→ **Required work**
Restate the data word for word and leave the images out.

## start Listed records

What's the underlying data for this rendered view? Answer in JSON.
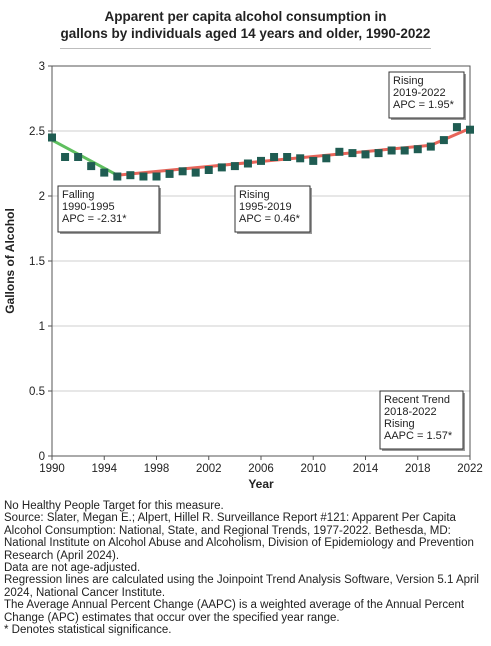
{
  "title_line1": "Apparent per capita alcohol consumption in",
  "title_line2": "gallons by individuals aged 14 years and older, 1990-2022",
  "chart_data": {
    "type": "line",
    "xlabel": "Year",
    "ylabel": "Gallons of Alcohol",
    "xlim": [
      1990,
      2022
    ],
    "ylim": [
      0,
      3
    ],
    "x_ticks": [
      "1990",
      "1994",
      "1998",
      "2002",
      "2006",
      "2010",
      "2014",
      "2018",
      "2022"
    ],
    "y_ticks": [
      "0",
      "0.5",
      "1",
      "1.5",
      "2",
      "2.5",
      "3"
    ],
    "grid": "horizontal",
    "observed": {
      "x": [
        1990,
        1991,
        1992,
        1993,
        1994,
        1995,
        1996,
        1997,
        1998,
        1999,
        2000,
        2001,
        2002,
        2003,
        2004,
        2005,
        2006,
        2007,
        2008,
        2009,
        2010,
        2011,
        2012,
        2013,
        2014,
        2015,
        2016,
        2017,
        2018,
        2019,
        2020,
        2021,
        2022
      ],
      "y": [
        2.45,
        2.3,
        2.3,
        2.23,
        2.18,
        2.15,
        2.16,
        2.15,
        2.15,
        2.17,
        2.19,
        2.18,
        2.2,
        2.22,
        2.23,
        2.25,
        2.27,
        2.3,
        2.3,
        2.29,
        2.27,
        2.29,
        2.34,
        2.33,
        2.32,
        2.33,
        2.35,
        2.35,
        2.36,
        2.38,
        2.43,
        2.53,
        2.51
      ],
      "marker_color": "#1f5c52"
    },
    "trend_segments": [
      {
        "x": [
          1990,
          1995
        ],
        "y": [
          2.43,
          2.16
        ],
        "color": "#5fbf5f"
      },
      {
        "x": [
          1995,
          2019
        ],
        "y": [
          2.16,
          2.39
        ],
        "color": "#e8655a"
      },
      {
        "x": [
          2019,
          2022
        ],
        "y": [
          2.39,
          2.52
        ],
        "color": "#e8655a"
      }
    ],
    "annotations": [
      {
        "lines": [
          "Falling",
          "1990-1995",
          "APC = -2.31*"
        ]
      },
      {
        "lines": [
          "Rising",
          "1995-2019",
          "APC =  0.46*"
        ]
      },
      {
        "lines": [
          "Rising",
          "2019-2022",
          "APC =  1.95*"
        ]
      },
      {
        "lines": [
          "Recent Trend",
          "2018-2022",
          "Rising",
          "AAPC =  1.57*"
        ]
      }
    ]
  },
  "notes": [
    "No Healthy People Target for this measure.",
    "Source: Slater, Megan E.; Alpert, Hillel R. Surveillance Report #121: Apparent Per Capita Alcohol Consumption: National, State, and Regional Trends, 1977-2022. Bethesda, MD: National Institute on Alcohol Abuse and Alcoholism, Division of Epidemiology and Prevention Research (April 2024).",
    "Data are not age-adjusted.",
    "Regression lines are calculated using the Joinpoint Trend Analysis Software, Version 5.1 April 2024, National Cancer Institute.",
    "The Average Annual Percent Change (AAPC) is a weighted average of the Annual Percent Change (APC) estimates that occur over the specified year range.",
    "* Denotes statistical significance."
  ]
}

## end Listed records

→ **Result of this task**
What's the underlying data for this rendered view? Answer in JSON.
{
  "title_line1": "Apparent per capita alcohol consumption in",
  "title_line2": "gallons by individuals aged 14 years and older, 1990-2022",
  "chart_data": {
    "type": "line",
    "xlabel": "Year",
    "ylabel": "Gallons of Alcohol",
    "xlim": [
      1990,
      2022
    ],
    "ylim": [
      0,
      3
    ],
    "x_ticks": [
      "1990",
      "1994",
      "1998",
      "2002",
      "2006",
      "2010",
      "2014",
      "2018",
      "2022"
    ],
    "y_ticks": [
      "0",
      "0.5",
      "1",
      "1.5",
      "2",
      "2.5",
      "3"
    ],
    "grid": "horizontal",
    "observed": {
      "x": [
        1990,
        1991,
        1992,
        1993,
        1994,
        1995,
        1996,
        1997,
        1998,
        1999,
        2000,
        2001,
        2002,
        2003,
        2004,
        2005,
        2006,
        2007,
        2008,
        2009,
        2010,
        2011,
        2012,
        2013,
        2014,
        2015,
        2016,
        2017,
        2018,
        2019,
        2020,
        2021,
        2022
      ],
      "y": [
        2.45,
        2.3,
        2.3,
        2.23,
        2.18,
        2.15,
        2.16,
        2.15,
        2.15,
        2.17,
        2.19,
        2.18,
        2.2,
        2.22,
        2.23,
        2.25,
        2.27,
        2.3,
        2.3,
        2.29,
        2.27,
        2.29,
        2.34,
        2.33,
        2.32,
        2.33,
        2.35,
        2.35,
        2.36,
        2.38,
        2.43,
        2.53,
        2.51
      ],
      "marker_color": "#1f5c52"
    },
    "trend_segments": [
      {
        "x": [
          1990,
          1995
        ],
        "y": [
          2.43,
          2.16
        ],
        "color": "#5fbf5f"
      },
      {
        "x": [
          1995,
          2019
        ],
        "y": [
          2.16,
          2.39
        ],
        "color": "#e8655a"
      },
      {
        "x": [
          2019,
          2022
        ],
        "y": [
          2.39,
          2.52
        ],
        "color": "#e8655a"
      }
    ],
    "annotations": [
      {
        "lines": [
          "Falling",
          "1990-1995",
          "APC = -2.31*"
        ]
      },
      {
        "lines": [
          "Rising",
          "1995-2019",
          "APC =  0.46*"
        ]
      },
      {
        "lines": [
          "Rising",
          "2019-2022",
          "APC =  1.95*"
        ]
      },
      {
        "lines": [
          "Recent Trend",
          "2018-2022",
          "Rising",
          "AAPC =  1.57*"
        ]
      }
    ]
  },
  "notes": [
    "No Healthy People Target for this measure.",
    "Source: Slater, Megan E.; Alpert, Hillel R. Surveillance Report #121: Apparent Per Capita Alcohol Consumption: National, State, and Regional Trends, 1977-2022. Bethesda, MD: National Institute on Alcohol Abuse and Alcoholism, Division of Epidemiology and Prevention Research (April 2024).",
    "Data are not age-adjusted.",
    "Regression lines are calculated using the Joinpoint Trend Analysis Software, Version 5.1 April 2024, National Cancer Institute.",
    "The Average Annual Percent Change (AAPC) is a weighted average of the Annual Percent Change (APC) estimates that occur over the specified year range.",
    "* Denotes statistical significance."
  ]
}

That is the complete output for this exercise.